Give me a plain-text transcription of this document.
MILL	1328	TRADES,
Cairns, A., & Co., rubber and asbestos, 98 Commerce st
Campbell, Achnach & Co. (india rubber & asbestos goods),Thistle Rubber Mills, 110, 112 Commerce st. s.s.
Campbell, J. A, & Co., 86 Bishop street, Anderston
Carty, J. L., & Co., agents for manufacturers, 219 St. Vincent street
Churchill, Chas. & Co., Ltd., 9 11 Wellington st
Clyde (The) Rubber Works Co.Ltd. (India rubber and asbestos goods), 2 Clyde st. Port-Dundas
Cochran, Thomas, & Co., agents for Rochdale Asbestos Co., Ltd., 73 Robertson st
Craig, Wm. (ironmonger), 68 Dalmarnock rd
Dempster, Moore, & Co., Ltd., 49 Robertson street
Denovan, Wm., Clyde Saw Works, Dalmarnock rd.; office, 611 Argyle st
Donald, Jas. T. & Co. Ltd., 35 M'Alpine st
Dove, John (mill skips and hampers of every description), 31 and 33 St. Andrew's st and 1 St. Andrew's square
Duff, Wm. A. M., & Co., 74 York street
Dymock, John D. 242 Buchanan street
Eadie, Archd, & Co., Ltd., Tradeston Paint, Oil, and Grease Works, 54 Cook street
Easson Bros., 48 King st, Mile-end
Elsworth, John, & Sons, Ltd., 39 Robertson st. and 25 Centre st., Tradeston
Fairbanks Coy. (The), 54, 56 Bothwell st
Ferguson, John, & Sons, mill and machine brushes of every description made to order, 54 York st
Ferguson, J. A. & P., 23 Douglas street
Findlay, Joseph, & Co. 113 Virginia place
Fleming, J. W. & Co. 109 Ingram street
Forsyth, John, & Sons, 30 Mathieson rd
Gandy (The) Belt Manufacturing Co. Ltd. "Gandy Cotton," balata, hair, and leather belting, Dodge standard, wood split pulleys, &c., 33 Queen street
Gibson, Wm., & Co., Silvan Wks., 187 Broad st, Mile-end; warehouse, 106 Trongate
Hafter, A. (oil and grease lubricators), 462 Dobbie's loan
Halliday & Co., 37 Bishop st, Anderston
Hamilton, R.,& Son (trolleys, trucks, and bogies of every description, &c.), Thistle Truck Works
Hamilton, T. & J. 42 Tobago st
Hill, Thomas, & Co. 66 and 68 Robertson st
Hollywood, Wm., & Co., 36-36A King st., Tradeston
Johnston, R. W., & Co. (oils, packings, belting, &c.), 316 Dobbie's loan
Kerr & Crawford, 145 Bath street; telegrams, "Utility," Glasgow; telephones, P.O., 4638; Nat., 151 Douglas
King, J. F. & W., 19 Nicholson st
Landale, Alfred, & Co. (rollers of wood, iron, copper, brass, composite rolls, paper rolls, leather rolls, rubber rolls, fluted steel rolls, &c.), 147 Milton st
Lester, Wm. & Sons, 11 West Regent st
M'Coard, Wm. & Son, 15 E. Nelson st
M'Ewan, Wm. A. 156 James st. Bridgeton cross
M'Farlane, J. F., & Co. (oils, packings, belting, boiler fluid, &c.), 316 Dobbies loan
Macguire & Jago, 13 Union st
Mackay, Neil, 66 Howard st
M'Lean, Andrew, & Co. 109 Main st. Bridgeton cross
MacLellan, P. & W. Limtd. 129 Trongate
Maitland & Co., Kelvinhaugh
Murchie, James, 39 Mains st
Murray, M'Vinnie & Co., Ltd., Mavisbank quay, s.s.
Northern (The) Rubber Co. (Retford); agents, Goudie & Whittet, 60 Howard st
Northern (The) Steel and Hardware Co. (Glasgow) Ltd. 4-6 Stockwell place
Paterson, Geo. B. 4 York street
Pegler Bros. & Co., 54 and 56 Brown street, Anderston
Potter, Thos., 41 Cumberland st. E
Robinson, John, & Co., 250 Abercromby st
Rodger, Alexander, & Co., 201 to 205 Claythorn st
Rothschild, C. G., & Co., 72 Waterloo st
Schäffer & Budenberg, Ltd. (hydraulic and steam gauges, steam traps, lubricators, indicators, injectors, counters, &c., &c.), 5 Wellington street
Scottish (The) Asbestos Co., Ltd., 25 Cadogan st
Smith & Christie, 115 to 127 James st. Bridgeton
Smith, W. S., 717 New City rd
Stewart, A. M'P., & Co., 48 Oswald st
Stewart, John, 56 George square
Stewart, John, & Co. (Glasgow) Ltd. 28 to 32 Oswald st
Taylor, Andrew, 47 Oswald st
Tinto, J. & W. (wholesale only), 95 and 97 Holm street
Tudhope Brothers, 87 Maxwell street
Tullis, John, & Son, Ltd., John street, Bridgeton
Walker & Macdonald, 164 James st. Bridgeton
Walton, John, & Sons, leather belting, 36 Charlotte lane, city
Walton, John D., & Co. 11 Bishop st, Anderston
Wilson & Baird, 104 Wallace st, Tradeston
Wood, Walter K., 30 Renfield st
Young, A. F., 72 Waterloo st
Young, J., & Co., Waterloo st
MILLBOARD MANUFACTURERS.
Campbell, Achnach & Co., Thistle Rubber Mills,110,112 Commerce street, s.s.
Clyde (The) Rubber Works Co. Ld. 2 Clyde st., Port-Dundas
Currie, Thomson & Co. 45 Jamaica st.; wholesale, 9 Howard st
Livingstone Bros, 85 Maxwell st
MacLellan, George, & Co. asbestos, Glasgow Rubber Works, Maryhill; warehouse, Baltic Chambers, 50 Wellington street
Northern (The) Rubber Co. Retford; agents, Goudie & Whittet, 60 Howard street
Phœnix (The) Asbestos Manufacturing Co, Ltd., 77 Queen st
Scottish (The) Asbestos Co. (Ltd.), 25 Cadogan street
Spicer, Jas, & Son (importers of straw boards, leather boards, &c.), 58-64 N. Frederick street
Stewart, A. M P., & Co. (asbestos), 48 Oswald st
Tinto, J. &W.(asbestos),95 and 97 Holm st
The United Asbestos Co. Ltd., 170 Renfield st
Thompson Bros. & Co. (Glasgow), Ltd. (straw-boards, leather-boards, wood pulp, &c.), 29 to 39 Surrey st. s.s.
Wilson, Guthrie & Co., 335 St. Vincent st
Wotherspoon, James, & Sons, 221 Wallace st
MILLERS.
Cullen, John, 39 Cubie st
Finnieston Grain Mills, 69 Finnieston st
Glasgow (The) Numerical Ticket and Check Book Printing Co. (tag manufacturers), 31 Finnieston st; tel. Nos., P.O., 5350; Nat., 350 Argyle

§ §

▸ **What the exercise asks**
Gather each line from the listing above that holds "Cadogan".

▸ **Written response**
Scottish (The) Asbestos Co., Ltd., 25 Cadogan st
Scottish (The) Asbestos Co. (Ltd.), 25 Cadogan street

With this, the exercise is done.